**RECORDS FOR THIS EXERCISE**.
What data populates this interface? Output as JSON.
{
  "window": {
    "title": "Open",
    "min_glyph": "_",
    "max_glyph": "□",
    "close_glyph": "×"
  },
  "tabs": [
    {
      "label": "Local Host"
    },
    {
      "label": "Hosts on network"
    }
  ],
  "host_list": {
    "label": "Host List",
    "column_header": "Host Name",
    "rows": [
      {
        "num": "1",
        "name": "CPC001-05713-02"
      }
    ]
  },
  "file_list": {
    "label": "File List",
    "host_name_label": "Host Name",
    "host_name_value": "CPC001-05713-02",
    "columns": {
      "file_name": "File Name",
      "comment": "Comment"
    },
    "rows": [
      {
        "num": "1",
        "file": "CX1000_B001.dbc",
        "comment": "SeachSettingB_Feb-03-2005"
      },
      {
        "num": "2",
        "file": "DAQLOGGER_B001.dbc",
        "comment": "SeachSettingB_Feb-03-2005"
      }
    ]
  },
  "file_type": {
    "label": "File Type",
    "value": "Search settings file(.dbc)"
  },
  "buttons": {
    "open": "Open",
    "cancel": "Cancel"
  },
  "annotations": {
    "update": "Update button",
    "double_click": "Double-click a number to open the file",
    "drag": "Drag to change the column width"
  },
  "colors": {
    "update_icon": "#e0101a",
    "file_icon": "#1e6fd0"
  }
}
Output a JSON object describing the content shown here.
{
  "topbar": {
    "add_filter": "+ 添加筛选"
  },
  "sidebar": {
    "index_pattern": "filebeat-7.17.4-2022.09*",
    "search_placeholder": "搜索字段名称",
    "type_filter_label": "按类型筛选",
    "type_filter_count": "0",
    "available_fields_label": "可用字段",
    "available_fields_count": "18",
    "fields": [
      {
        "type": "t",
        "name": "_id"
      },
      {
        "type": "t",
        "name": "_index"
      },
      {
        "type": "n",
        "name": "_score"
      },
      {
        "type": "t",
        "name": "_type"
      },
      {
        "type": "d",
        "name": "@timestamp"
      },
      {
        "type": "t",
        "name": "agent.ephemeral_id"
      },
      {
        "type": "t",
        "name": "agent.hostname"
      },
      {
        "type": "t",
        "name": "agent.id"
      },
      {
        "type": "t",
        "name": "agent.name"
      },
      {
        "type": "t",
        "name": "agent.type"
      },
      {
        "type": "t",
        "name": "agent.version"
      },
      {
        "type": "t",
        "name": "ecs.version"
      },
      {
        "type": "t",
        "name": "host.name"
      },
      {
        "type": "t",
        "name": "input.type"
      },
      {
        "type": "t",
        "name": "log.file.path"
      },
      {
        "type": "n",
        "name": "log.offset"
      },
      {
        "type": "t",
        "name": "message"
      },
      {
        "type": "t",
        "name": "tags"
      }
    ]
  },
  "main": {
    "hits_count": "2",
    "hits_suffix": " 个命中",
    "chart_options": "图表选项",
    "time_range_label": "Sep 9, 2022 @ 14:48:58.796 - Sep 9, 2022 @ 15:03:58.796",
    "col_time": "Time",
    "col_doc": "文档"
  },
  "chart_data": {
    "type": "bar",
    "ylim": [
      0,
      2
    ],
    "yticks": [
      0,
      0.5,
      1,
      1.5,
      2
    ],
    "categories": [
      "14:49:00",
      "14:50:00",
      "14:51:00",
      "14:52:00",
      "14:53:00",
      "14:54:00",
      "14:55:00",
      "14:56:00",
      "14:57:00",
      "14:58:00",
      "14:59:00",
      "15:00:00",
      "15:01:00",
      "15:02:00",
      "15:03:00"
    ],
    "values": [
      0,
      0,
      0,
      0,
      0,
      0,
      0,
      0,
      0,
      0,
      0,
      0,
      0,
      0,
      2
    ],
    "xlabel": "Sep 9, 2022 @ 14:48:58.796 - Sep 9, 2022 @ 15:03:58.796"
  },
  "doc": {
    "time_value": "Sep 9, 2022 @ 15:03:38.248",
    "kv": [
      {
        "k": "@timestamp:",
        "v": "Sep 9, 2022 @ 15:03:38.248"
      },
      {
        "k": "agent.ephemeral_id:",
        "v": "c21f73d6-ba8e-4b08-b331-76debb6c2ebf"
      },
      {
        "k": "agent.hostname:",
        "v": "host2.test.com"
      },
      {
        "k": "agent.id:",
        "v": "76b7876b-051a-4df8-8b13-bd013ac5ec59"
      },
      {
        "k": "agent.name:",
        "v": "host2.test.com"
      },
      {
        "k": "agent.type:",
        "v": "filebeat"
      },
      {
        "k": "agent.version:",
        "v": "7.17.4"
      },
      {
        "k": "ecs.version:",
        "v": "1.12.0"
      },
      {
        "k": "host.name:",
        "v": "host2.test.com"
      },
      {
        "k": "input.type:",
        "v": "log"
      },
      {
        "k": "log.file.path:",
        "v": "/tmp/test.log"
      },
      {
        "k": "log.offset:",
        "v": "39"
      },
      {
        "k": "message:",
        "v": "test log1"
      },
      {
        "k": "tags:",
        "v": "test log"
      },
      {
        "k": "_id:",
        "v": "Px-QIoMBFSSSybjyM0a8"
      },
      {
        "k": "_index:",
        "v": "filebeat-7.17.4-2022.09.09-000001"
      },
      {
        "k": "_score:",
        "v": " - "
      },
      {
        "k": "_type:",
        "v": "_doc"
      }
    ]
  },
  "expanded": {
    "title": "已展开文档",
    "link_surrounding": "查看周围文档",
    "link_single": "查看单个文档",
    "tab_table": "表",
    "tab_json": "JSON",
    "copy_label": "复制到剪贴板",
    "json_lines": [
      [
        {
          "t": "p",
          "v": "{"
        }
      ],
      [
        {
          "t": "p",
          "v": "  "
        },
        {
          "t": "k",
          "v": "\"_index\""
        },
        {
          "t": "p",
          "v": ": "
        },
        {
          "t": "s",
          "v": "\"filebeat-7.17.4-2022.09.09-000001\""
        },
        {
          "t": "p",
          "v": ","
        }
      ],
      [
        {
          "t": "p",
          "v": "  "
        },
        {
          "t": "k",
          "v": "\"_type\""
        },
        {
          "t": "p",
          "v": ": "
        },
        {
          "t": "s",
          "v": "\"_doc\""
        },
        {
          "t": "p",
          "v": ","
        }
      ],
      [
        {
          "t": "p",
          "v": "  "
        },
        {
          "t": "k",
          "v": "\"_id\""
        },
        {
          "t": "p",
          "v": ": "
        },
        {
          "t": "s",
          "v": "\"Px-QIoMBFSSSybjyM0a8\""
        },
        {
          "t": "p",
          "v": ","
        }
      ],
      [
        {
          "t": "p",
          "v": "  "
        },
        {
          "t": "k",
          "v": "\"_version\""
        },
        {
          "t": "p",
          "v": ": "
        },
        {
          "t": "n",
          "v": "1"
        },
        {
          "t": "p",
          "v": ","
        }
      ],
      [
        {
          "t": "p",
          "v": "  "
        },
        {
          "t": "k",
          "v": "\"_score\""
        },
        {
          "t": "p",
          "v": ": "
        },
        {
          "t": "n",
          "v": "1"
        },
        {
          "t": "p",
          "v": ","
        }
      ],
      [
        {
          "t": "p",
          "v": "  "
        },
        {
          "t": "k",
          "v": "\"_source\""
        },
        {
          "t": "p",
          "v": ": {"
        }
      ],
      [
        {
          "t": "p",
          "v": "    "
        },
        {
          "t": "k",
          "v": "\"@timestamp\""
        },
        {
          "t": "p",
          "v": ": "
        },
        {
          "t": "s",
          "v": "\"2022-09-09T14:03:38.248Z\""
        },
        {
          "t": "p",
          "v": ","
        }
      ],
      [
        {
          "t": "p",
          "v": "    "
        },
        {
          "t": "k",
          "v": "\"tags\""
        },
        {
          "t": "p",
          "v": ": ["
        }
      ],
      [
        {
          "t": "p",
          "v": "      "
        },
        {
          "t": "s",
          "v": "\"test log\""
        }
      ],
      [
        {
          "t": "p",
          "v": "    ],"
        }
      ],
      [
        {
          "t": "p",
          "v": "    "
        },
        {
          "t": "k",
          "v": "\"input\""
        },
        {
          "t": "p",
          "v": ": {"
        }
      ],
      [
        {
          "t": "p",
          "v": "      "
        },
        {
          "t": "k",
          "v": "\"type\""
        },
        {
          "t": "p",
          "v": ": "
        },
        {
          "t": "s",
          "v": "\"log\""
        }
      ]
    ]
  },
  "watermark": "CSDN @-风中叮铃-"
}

**GIVEN EXERCISE**. Using the records above, copy each line that contains "agent".

**WRITTEN RESPONSE**.
        "name": "agent.ephemeral_id"
        "name": "agent.hostname"
        "name": "agent.id"
        "name": "agent.name"
        "name": "agent.type"
        "name": "agent.version"
        "k": "agent.ephemeral_id:",
        "k": "agent.hostname:",
        "k": "agent.id:",
        "k": "agent.name:",
        "k": "agent.type:",
        "k": "agent.version:",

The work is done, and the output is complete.